━━━━━ Dataset content

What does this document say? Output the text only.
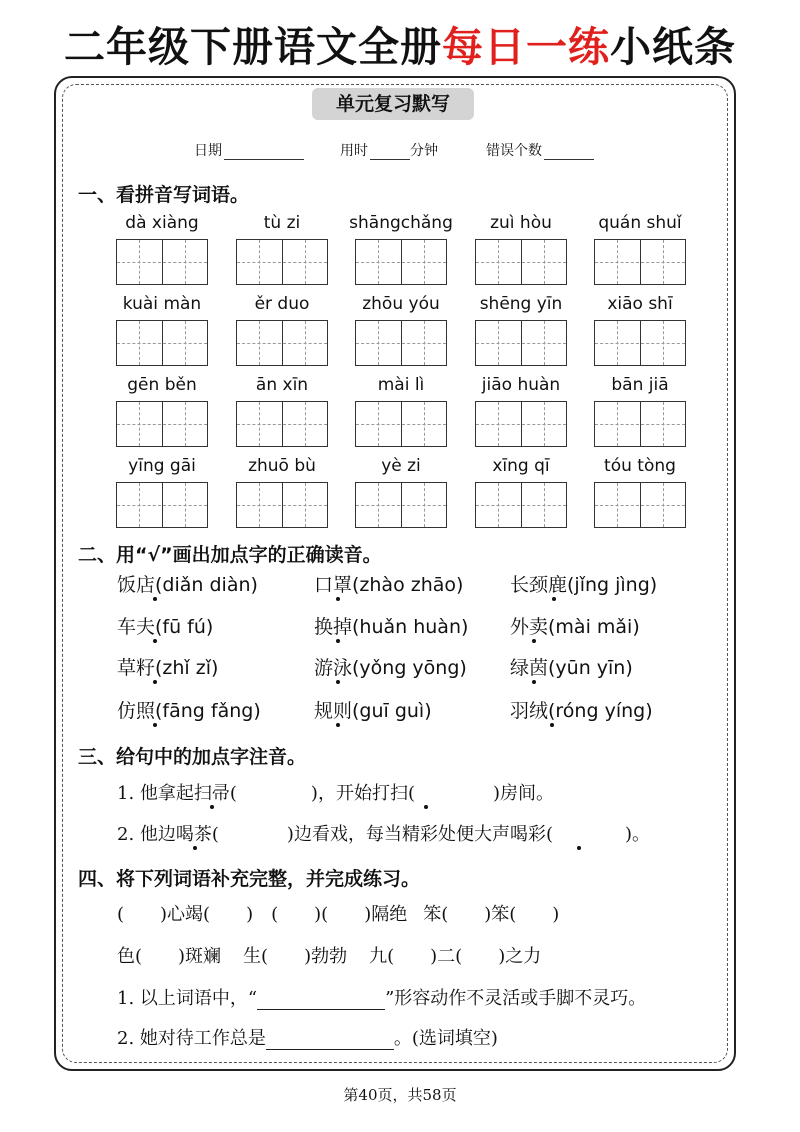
二年级下册语文全册每日一练小纸条
单元复习默写
日期	用时	分钟	错误个数
一、看拼音写词语。
dà xiàng	tù zi	shāngchǎng	zuì hòu	quán shuǐ
kuài màn	ěr duo	zhōu yóu	shēng yīn	xiāo shī
gēn běn	ān xīn	mài lì	jiāo huàn	bān jiā
yīng gāi	zhuō bù	yè zi	xīng qī	tóu tòng
二、用“√”画出加点字的正确读音。
饭店(diǎn diàn)	口罩(zhào zhāo) 长颈鹿(jǐng jìng)
车夫(fū fú)	换掉(huǎn huàn) 外卖(mài mǎi)
草籽(zhǐ zǐ)	游泳(yǒng yōng) 绿茵(yūn yīn)
仿照(fāng fǎng)	规则(guī guì)	羽绒(róng yíng)
三、给句中的加点字注音。
1. 他拿起扫帚(	)，开始打扫(	)房间。
2. 他边喝茶(	)边看戏，每当精彩处便大声喝彩(	)。
四、将下列词语补充完整，并完成练习。
( )心竭( ) ( )( )隔绝 笨( )笨( )
色( )斑斓 生( )勃勃 九( )二( )之力
1. 以上词语中，“	”形容动作不灵活或手脚不灵巧。
2. 她对待工作总是	。(选词填空)
第40页，共58页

━━━━━━━━━━

Where a line holds the string "huàn", copy that line.

gēn běn	ān xīn	mài lì	jiāo huàn	bān jiā
车夫(fū fú)	换掉(huǎn huàn) 外卖(mài mǎi)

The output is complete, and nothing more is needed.